[Source records]
--- start ---
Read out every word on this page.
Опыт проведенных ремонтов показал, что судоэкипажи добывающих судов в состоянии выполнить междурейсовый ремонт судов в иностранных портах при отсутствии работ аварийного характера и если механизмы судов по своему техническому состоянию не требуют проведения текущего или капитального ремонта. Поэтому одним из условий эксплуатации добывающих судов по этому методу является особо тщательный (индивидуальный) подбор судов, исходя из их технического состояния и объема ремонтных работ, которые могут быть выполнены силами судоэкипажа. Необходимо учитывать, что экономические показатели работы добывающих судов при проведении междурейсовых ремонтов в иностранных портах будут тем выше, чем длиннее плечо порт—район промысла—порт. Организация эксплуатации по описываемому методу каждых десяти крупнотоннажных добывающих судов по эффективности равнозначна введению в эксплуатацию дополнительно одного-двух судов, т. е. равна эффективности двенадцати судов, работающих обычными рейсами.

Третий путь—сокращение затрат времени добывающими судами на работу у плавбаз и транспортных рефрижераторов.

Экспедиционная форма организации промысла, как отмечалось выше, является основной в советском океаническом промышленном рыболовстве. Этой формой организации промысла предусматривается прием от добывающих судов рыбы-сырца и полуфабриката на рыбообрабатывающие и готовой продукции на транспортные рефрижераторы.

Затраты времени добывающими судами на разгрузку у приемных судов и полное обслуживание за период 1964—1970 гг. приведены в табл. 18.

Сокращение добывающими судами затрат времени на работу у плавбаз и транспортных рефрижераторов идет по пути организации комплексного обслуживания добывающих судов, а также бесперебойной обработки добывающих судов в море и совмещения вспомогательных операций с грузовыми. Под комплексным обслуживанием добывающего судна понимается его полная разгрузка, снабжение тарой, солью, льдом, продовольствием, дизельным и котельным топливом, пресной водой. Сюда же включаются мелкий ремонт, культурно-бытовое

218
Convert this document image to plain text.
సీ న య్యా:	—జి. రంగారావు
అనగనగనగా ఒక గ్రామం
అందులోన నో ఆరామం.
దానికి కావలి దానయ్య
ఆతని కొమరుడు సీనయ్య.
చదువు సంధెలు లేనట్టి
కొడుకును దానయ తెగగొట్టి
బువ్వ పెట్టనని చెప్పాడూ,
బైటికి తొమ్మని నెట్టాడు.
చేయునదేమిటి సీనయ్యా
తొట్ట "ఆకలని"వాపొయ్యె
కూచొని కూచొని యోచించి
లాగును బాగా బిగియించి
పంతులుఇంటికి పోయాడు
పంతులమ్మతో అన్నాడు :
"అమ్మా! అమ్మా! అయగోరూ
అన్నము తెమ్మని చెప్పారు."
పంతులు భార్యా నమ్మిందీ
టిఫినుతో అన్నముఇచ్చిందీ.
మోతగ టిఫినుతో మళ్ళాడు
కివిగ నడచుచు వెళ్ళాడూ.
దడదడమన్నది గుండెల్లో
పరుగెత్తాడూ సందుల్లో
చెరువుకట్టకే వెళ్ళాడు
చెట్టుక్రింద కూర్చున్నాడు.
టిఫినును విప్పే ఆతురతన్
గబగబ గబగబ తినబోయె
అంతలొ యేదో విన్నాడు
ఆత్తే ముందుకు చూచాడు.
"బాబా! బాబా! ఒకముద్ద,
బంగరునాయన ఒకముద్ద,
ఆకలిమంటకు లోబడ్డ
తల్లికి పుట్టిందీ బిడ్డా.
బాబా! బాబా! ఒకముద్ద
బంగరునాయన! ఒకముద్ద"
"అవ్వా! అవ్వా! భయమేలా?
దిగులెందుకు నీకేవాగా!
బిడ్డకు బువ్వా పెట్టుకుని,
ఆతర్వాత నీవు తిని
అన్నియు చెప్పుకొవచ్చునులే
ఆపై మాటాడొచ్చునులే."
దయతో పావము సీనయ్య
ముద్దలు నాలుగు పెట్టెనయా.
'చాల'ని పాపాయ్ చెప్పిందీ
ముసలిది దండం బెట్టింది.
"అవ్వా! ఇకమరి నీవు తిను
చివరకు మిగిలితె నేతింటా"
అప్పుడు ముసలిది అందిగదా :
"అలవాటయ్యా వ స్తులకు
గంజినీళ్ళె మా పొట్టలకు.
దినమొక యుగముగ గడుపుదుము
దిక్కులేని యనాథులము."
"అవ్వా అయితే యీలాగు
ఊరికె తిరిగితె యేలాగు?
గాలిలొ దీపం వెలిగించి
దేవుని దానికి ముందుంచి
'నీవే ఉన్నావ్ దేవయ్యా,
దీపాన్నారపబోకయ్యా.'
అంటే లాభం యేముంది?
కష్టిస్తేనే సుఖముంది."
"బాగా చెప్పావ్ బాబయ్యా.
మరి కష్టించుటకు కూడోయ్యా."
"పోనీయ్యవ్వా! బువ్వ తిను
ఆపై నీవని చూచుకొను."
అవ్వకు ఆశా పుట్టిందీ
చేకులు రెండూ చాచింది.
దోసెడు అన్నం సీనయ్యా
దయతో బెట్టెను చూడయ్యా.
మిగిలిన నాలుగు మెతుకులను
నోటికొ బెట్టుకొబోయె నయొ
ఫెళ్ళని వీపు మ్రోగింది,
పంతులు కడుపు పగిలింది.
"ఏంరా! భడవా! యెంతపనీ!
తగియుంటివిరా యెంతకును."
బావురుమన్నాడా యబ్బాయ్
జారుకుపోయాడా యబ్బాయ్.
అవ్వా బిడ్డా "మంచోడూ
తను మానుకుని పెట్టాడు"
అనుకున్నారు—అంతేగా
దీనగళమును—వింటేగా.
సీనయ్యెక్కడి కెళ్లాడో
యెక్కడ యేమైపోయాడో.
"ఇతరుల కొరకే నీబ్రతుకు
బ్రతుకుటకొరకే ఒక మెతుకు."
--- end ---
PROBLEM TO WORK ON:
Set down, word for word, every line from the line that holds "Convert this document image to plain text." to the end of the entries above, including both ends.

OUTPUT OF THE TASK:
Convert this document image to plain text.
సీ న య్యా:	—జి. రంగారావు
అనగనగనగా ఒక గ్రామం
అందులోన నో ఆరామం.
దానికి కావలి దానయ్య
ఆతని కొమరుడు సీనయ్య.
చదువు సంధెలు లేనట్టి
కొడుకును దానయ తెగగొట్టి
బువ్వ పెట్టనని చెప్పాడూ,
బైటికి తొమ్మని నెట్టాడు.
చేయునదేమిటి సీనయ్యా
తొట్ట "ఆకలని"వాపొయ్యె
కూచొని కూచొని యోచించి
లాగును బాగా బిగియించి
పంతులుఇంటికి పోయాడు
పంతులమ్మతో అన్నాడు :
"అమ్మా! అమ్మా! అయగోరూ
అన్నము తెమ్మని చెప్పారు."
పంతులు భార్యా నమ్మిందీ
టిఫినుతో అన్నముఇచ్చిందీ.
మోతగ టిఫినుతో మళ్ళాడు
కివిగ నడచుచు వెళ్ళాడూ.
దడదడమన్నది గుండెల్లో
పరుగెత్తాడూ సందుల్లో
చెరువుకట్టకే వెళ్ళాడు
చెట్టుక్రింద కూర్చున్నాడు.
టిఫినును విప్పే ఆతురతన్
గబగబ గబగబ తినబోయె
అంతలొ యేదో విన్నాడు
ఆత్తే ముందుకు చూచాడు.
"బాబా! బాబా! ఒకముద్ద,
బంగరునాయన ఒకముద్ద,
ఆకలిమంటకు లోబడ్డ
తల్లికి పుట్టిందీ బిడ్డా.
బాబా! బాబా! ఒకముద్ద
బంగరునాయన! ఒకముద్ద"
"అవ్వా! అవ్వా! భయమేలా?
దిగులెందుకు నీకేవాగా!
బిడ్డకు బువ్వా పెట్టుకుని,
ఆతర్వాత నీవు తిని
అన్నియు చెప్పుకొవచ్చునులే
ఆపై మాటాడొచ్చునులే."
దయతో పావము సీనయ్య
ముద్దలు నాలుగు పెట్టెనయా.
'చాల'ని పాపాయ్ చెప్పిందీ
ముసలిది దండం బెట్టింది.
"అవ్వా! ఇకమరి నీవు తిను
చివరకు మిగిలితె నేతింటా"
అప్పుడు ముసలిది అందిగదా :
"అలవాటయ్యా వ స్తులకు
గంజినీళ్ళె మా పొట్టలకు.
దినమొక యుగముగ గడుపుదుము
దిక్కులేని యనాథులము."
"అవ్వా అయితే యీలాగు
ఊరికె తిరిగితె యేలాగు?
గాలిలొ దీపం వెలిగించి
దేవుని దానికి ముందుంచి
'నీవే ఉన్నావ్ దేవయ్యా,
దీపాన్నారపబోకయ్యా.'
అంటే లాభం యేముంది?
కష్టిస్తేనే సుఖముంది."
"బాగా చెప్పావ్ బాబయ్యా.
మరి కష్టించుటకు కూడోయ్యా."
"పోనీయ్యవ్వా! బువ్వ తిను
ఆపై నీవని చూచుకొను."
అవ్వకు ఆశా పుట్టిందీ
చేకులు రెండూ చాచింది.
దోసెడు అన్నం సీనయ్యా
దయతో బెట్టెను చూడయ్యా.
మిగిలిన నాలుగు మెతుకులను
నోటికొ బెట్టుకొబోయె నయొ
ఫెళ్ళని వీపు మ్రోగింది,
పంతులు కడుపు పగిలింది.
"ఏంరా! భడవా! యెంతపనీ!
తగియుంటివిరా యెంతకును."
బావురుమన్నాడా యబ్బాయ్
జారుకుపోయాడా యబ్బాయ్.
అవ్వా బిడ్డా "మంచోడూ
తను మానుకుని పెట్టాడు"
అనుకున్నారు—అంతేగా
దీనగళమును—వింటేగా.
సీనయ్యెక్కడి కెళ్లాడో
యెక్కడ యేమైపోయాడో.
"ఇతరుల కొరకే నీబ్రతుకు
బ్రతుకుటకొరకే ఒక మెతుకు."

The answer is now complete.